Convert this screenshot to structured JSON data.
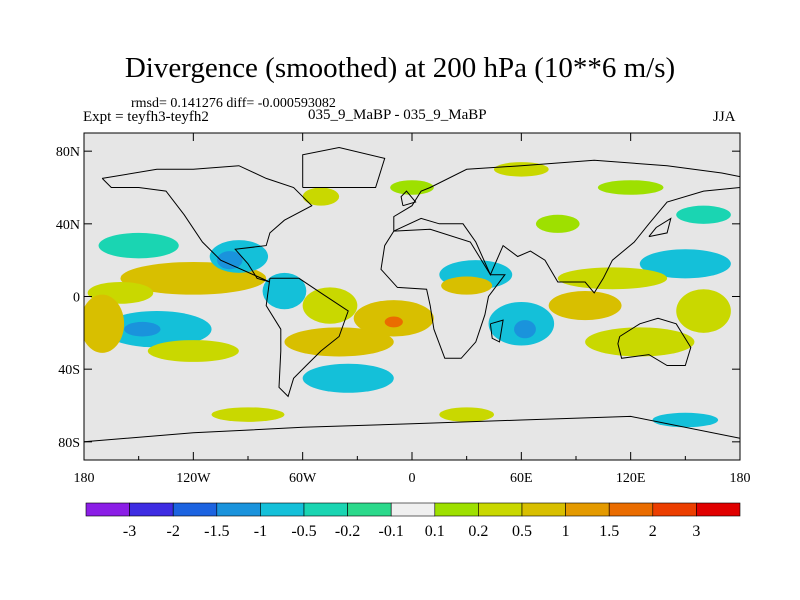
{
  "chart_data": {
    "type": "heatmap",
    "title": "Divergence (smoothed) at 200 hPa (10**6 m/s)",
    "stats": "rmsd= 0.141276 diff= -0.000593082",
    "left_label": "Expt = teyfh3-teyfh2",
    "center_label": "035_9_MaBP - 035_9_MaBP",
    "right_label": "JJA",
    "xlim": [
      -180,
      180
    ],
    "ylim": [
      -90,
      90
    ],
    "x_ticks": [
      {
        "value": -180,
        "label": "180"
      },
      {
        "value": -120,
        "label": "120W"
      },
      {
        "value": -60,
        "label": "60W"
      },
      {
        "value": 0,
        "label": "0"
      },
      {
        "value": 60,
        "label": "60E"
      },
      {
        "value": 120,
        "label": "120E"
      },
      {
        "value": 180,
        "label": "180"
      }
    ],
    "y_ticks": [
      {
        "value": 80,
        "label": "80N"
      },
      {
        "value": 40,
        "label": "40N"
      },
      {
        "value": 0,
        "label": "0"
      },
      {
        "value": -40,
        "label": "40S"
      },
      {
        "value": -80,
        "label": "80S"
      }
    ],
    "levels": [
      "-3",
      "-2",
      "-1.5",
      "-1",
      "-0.5",
      "-0.2",
      "-0.1",
      "0.1",
      "0.2",
      "0.5",
      "1",
      "1.5",
      "2",
      "3"
    ],
    "colors": [
      "#8b1ee6",
      "#3e2ce2",
      "#1c63e0",
      "#1a93dc",
      "#14c0d9",
      "#1ad5b2",
      "#2bd98b",
      "#f0f0f0",
      "#9ee000",
      "#c9d800",
      "#d8bf00",
      "#e49a00",
      "#ea6c00",
      "#ec3e00",
      "#e00000"
    ],
    "background_color": "#e6e6e6",
    "blobs": [
      {
        "lon": -120,
        "lat": 10,
        "rx": 40,
        "ry": 9,
        "level": 10
      },
      {
        "lon": -160,
        "lat": 2,
        "rx": 18,
        "ry": 6,
        "level": 9
      },
      {
        "lon": -95,
        "lat": 22,
        "rx": 16,
        "ry": 9,
        "level": 4
      },
      {
        "lon": -100,
        "lat": 20,
        "rx": 7,
        "ry": 5,
        "level": 3
      },
      {
        "lon": -150,
        "lat": 28,
        "rx": 22,
        "ry": 7,
        "level": 5
      },
      {
        "lon": -140,
        "lat": -18,
        "rx": 30,
        "ry": 10,
        "level": 4
      },
      {
        "lon": -148,
        "lat": -18,
        "rx": 10,
        "ry": 4,
        "level": 3
      },
      {
        "lon": -170,
        "lat": -15,
        "rx": 12,
        "ry": 16,
        "level": 10
      },
      {
        "lon": -120,
        "lat": -30,
        "rx": 25,
        "ry": 6,
        "level": 9
      },
      {
        "lon": -40,
        "lat": -25,
        "rx": 30,
        "ry": 8,
        "level": 10
      },
      {
        "lon": -70,
        "lat": 3,
        "rx": 12,
        "ry": 10,
        "level": 4
      },
      {
        "lon": -45,
        "lat": -5,
        "rx": 15,
        "ry": 10,
        "level": 9
      },
      {
        "lon": -10,
        "lat": -12,
        "rx": 22,
        "ry": 10,
        "level": 10
      },
      {
        "lon": -10,
        "lat": -14,
        "rx": 5,
        "ry": 3,
        "level": 12
      },
      {
        "lon": -35,
        "lat": -45,
        "rx": 25,
        "ry": 8,
        "level": 4
      },
      {
        "lon": 35,
        "lat": 12,
        "rx": 20,
        "ry": 8,
        "level": 4
      },
      {
        "lon": 30,
        "lat": 6,
        "rx": 14,
        "ry": 5,
        "level": 10
      },
      {
        "lon": 60,
        "lat": -15,
        "rx": 18,
        "ry": 12,
        "level": 4
      },
      {
        "lon": 62,
        "lat": -18,
        "rx": 6,
        "ry": 5,
        "level": 3
      },
      {
        "lon": 95,
        "lat": -5,
        "rx": 20,
        "ry": 8,
        "level": 10
      },
      {
        "lon": 125,
        "lat": -25,
        "rx": 30,
        "ry": 8,
        "level": 9
      },
      {
        "lon": 150,
        "lat": 18,
        "rx": 25,
        "ry": 8,
        "level": 4
      },
      {
        "lon": 160,
        "lat": -8,
        "rx": 15,
        "ry": 12,
        "level": 9
      },
      {
        "lon": 110,
        "lat": 10,
        "rx": 30,
        "ry": 6,
        "level": 9
      },
      {
        "lon": 80,
        "lat": 40,
        "rx": 12,
        "ry": 5,
        "level": 8
      },
      {
        "lon": 120,
        "lat": 60,
        "rx": 18,
        "ry": 4,
        "level": 8
      },
      {
        "lon": -50,
        "lat": 55,
        "rx": 10,
        "ry": 5,
        "level": 9
      },
      {
        "lon": 0,
        "lat": 60,
        "rx": 12,
        "ry": 4,
        "level": 8
      },
      {
        "lon": 60,
        "lat": 70,
        "rx": 15,
        "ry": 4,
        "level": 9
      },
      {
        "lon": 160,
        "lat": 45,
        "rx": 15,
        "ry": 5,
        "level": 5
      },
      {
        "lon": -90,
        "lat": -65,
        "rx": 20,
        "ry": 4,
        "level": 9
      },
      {
        "lon": 150,
        "lat": -68,
        "rx": 18,
        "ry": 4,
        "level": 4
      },
      {
        "lon": 30,
        "lat": -65,
        "rx": 15,
        "ry": 4,
        "level": 9
      }
    ],
    "coastlines": [
      [
        [
          -170,
          65
        ],
        [
          -140,
          70
        ],
        [
          -120,
          70
        ],
        [
          -95,
          72
        ],
        [
          -80,
          65
        ],
        [
          -65,
          60
        ],
        [
          -55,
          50
        ],
        [
          -70,
          42
        ],
        [
          -78,
          35
        ],
        [
          -80,
          28
        ],
        [
          -97,
          26
        ],
        [
          -90,
          18
        ],
        [
          -85,
          10
        ],
        [
          -78,
          8
        ],
        [
          -105,
          20
        ],
        [
          -115,
          30
        ],
        [
          -125,
          45
        ],
        [
          -135,
          58
        ],
        [
          -150,
          60
        ],
        [
          -165,
          60
        ],
        [
          -170,
          65
        ]
      ],
      [
        [
          -78,
          10
        ],
        [
          -62,
          10
        ],
        [
          -50,
          2
        ],
        [
          -35,
          -8
        ],
        [
          -40,
          -22
        ],
        [
          -50,
          -30
        ],
        [
          -58,
          -38
        ],
        [
          -65,
          -45
        ],
        [
          -68,
          -55
        ],
        [
          -73,
          -50
        ],
        [
          -72,
          -30
        ],
        [
          -72,
          -18
        ],
        [
          -80,
          -5
        ],
        [
          -78,
          10
        ]
      ],
      [
        [
          -10,
          36
        ],
        [
          -15,
          28
        ],
        [
          -17,
          15
        ],
        [
          -8,
          5
        ],
        [
          8,
          4
        ],
        [
          10,
          -5
        ],
        [
          12,
          -18
        ],
        [
          18,
          -34
        ],
        [
          27,
          -34
        ],
        [
          35,
          -25
        ],
        [
          40,
          -10
        ],
        [
          42,
          0
        ],
        [
          51,
          12
        ],
        [
          43,
          12
        ],
        [
          32,
          30
        ],
        [
          10,
          37
        ],
        [
          -10,
          36
        ]
      ],
      [
        [
          -10,
          36
        ],
        [
          -10,
          44
        ],
        [
          0,
          50
        ],
        [
          5,
          58
        ],
        [
          10,
          60
        ],
        [
          30,
          70
        ],
        [
          60,
          72
        ],
        [
          100,
          75
        ],
        [
          140,
          72
        ],
        [
          170,
          68
        ],
        [
          180,
          66
        ],
        [
          180,
          60
        ],
        [
          160,
          58
        ],
        [
          140,
          52
        ],
        [
          130,
          40
        ],
        [
          122,
          30
        ],
        [
          110,
          20
        ],
        [
          105,
          10
        ],
        [
          100,
          2
        ],
        [
          95,
          8
        ],
        [
          80,
          8
        ],
        [
          73,
          20
        ],
        [
          65,
          25
        ],
        [
          58,
          22
        ],
        [
          50,
          28
        ],
        [
          43,
          12
        ],
        [
          35,
          30
        ],
        [
          28,
          40
        ],
        [
          15,
          40
        ],
        [
          5,
          43
        ],
        [
          -10,
          36
        ]
      ],
      [
        [
          114,
          -22
        ],
        [
          113,
          -26
        ],
        [
          115,
          -34
        ],
        [
          130,
          -32
        ],
        [
          140,
          -38
        ],
        [
          150,
          -38
        ],
        [
          153,
          -28
        ],
        [
          145,
          -15
        ],
        [
          135,
          -12
        ],
        [
          125,
          -15
        ],
        [
          114,
          -22
        ]
      ],
      [
        [
          -180,
          -80
        ],
        [
          -120,
          -75
        ],
        [
          -60,
          -72
        ],
        [
          0,
          -70
        ],
        [
          60,
          -68
        ],
        [
          120,
          -66
        ],
        [
          180,
          -78
        ]
      ],
      [
        [
          -60,
          60
        ],
        [
          -20,
          60
        ],
        [
          -15,
          76
        ],
        [
          -40,
          82
        ],
        [
          -60,
          78
        ],
        [
          -60,
          60
        ]
      ],
      [
        [
          43,
          -15
        ],
        [
          50,
          -13
        ],
        [
          48,
          -25
        ],
        [
          44,
          -23
        ],
        [
          43,
          -15
        ]
      ],
      [
        [
          130,
          33
        ],
        [
          140,
          35
        ],
        [
          142,
          43
        ],
        [
          134,
          38
        ],
        [
          130,
          33
        ]
      ],
      [
        [
          -5,
          50
        ],
        [
          2,
          52
        ],
        [
          -3,
          58
        ],
        [
          -6,
          55
        ],
        [
          -5,
          50
        ]
      ]
    ]
  }
}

**WHAT YOU SHOULD DO:**
Pick out all lines containing the string "value".

**EXERCISE RESPONSE:**
        "value": -180,
        "value": -120,
        "value": -60,
        "value": 0,
        "value": 60,
        "value": 120,
        "value": 180,
        "value": 80,
        "value": 40,
        "value": 0,
        "value": -40,
        "value": -80,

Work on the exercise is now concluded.